▸ **Work required**: Restate each line word for word. Leave out every picture.

Data listing:
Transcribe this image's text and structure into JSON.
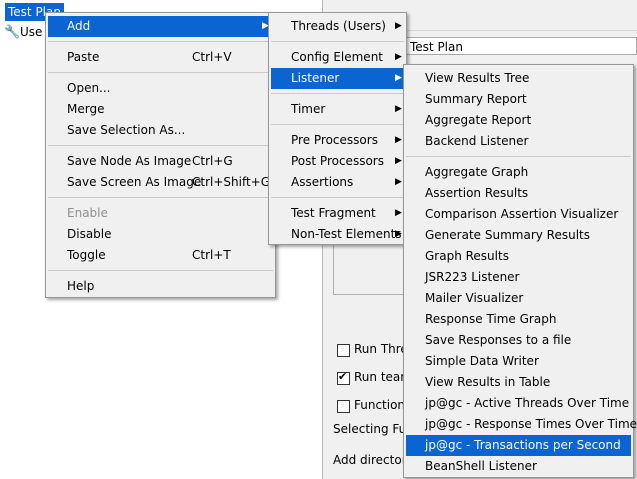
{
  "tree": {
    "root": "Test Plan",
    "child": "Use"
  },
  "right_panel": {
    "name_value": "Test Plan",
    "run_threads": "Run Thre",
    "run_teardown": "Run tearl",
    "functional": "Function",
    "selecting": "Selecting Fu",
    "add_directory": "Add directory"
  },
  "context_menu": {
    "add": "Add",
    "paste": "Paste",
    "paste_shortcut": "Ctrl+V",
    "open": "Open...",
    "merge": "Merge",
    "save_selection": "Save Selection As...",
    "save_node_image": "Save Node As Image",
    "save_node_image_shortcut": "Ctrl+G",
    "save_screen_image": "Save Screen As Image",
    "save_screen_image_shortcut": "Ctrl+Shift+G",
    "enable": "Enable",
    "disable": "Disable",
    "toggle": "Toggle",
    "toggle_shortcut": "Ctrl+T",
    "help": "Help"
  },
  "add_menu": {
    "threads": "Threads (Users)",
    "config_element": "Config Element",
    "listener": "Listener",
    "timer": "Timer",
    "pre_processors": "Pre Processors",
    "post_processors": "Post Processors",
    "assertions": "Assertions",
    "test_fragment": "Test Fragment",
    "non_test_elements": "Non-Test Elements"
  },
  "listener_menu": {
    "items": [
      "View Results Tree",
      "Summary Report",
      "Aggregate Report",
      "Backend Listener",
      "Aggregate Graph",
      "Assertion Results",
      "Comparison Assertion Visualizer",
      "Generate Summary Results",
      "Graph Results",
      "JSR223 Listener",
      "Mailer Visualizer",
      "Response Time Graph",
      "Save Responses to a file",
      "Simple Data Writer",
      "View Results in Table",
      "jp@gc - Active Threads Over Time",
      "jp@gc - Response Times Over Time",
      "jp@gc - Transactions per Second",
      "BeanShell Listener"
    ],
    "selected": "jp@gc - Transactions per Second"
  },
  "colors": {
    "selection": "#0a64d2",
    "menu_bg": "#f0f0f0",
    "panel_bg": "#f0f0f0"
  },
  "icons": {
    "submenu": "chevron-right-icon",
    "tree_item": "wrench-icon",
    "checkbox": "checkbox"
  }
}
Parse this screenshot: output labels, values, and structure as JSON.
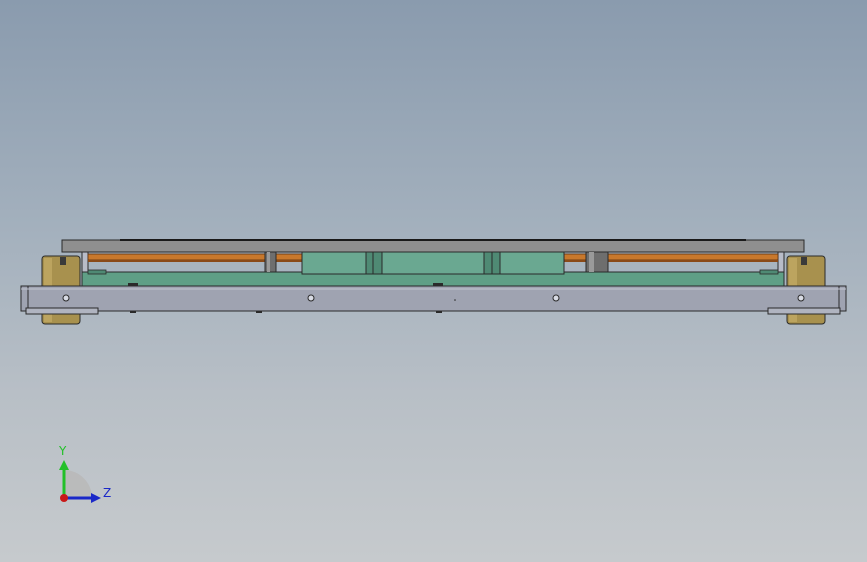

▸ **The solution**:
Transcribe this image's text and structure into JSON.
{
  "tree": {
    "root": "Test Plan",
    "child": "Use"
  },
  "right_panel": {
    "name_value": "Test Plan",
    "run_threads": "Run Thre",
    "run_teardown": "Run tearl",
    "functional": "Function",
    "selecting": "Selecting Fu",
    "add_directory": "Add directory"
  },
  "context_menu": {
    "add": "Add",
    "paste": "Paste",
    "paste_shortcut": "Ctrl+V",
    "open": "Open...",
    "merge": "Merge",
    "save_selection": "Save Selection As...",
    "save_node_image": "Save Node As Image",
    "save_node_image_shortcut": "Ctrl+G",
    "save_screen_image": "Save Screen As Image",
    "save_screen_image_shortcut": "Ctrl+Shift+G",
    "enable": "Enable",
    "disable": "Disable",
    "toggle": "Toggle",
    "toggle_shortcut": "Ctrl+T",
    "help": "Help"
  },
  "add_menu": {
    "threads": "Threads (Users)",
    "config_element": "Config Element",
    "listener": "Listener",
    "timer": "Timer",
    "pre_processors": "Pre Processors",
    "post_processors": "Post Processors",
    "assertions": "Assertions",
    "test_fragment": "Test Fragment",
    "non_test_elements": "Non-Test Elements"
  },
  "listener_menu": {
    "items": [
      "View Results Tree",
      "Summary Report",
      "Aggregate Report",
      "Backend Listener",
      "Aggregate Graph",
      "Assertion Results",
      "Comparison Assertion Visualizer",
      "Generate Summary Results",
      "Graph Results",
      "JSR223 Listener",
      "Mailer Visualizer",
      "Response Time Graph",
      "Save Responses to a file",
      "Simple Data Writer",
      "View Results in Table",
      "jp@gc - Active Threads Over Time",
      "jp@gc - Response Times Over Time",
      "jp@gc - Transactions per Second",
      "BeanShell Listener"
    ],
    "selected": "jp@gc - Transactions per Second"
  },
  "colors": {
    "selection": "#0a64d2",
    "menu_bg": "#f0f0f0",
    "panel_bg": "#f0f0f0"
  },
  "icons": {
    "submenu": "chevron-right-icon",
    "tree_item": "wrench-icon",
    "checkbox": "checkbox"
  }
}
Parse this screenshot: output labels, values, and structure as JSON.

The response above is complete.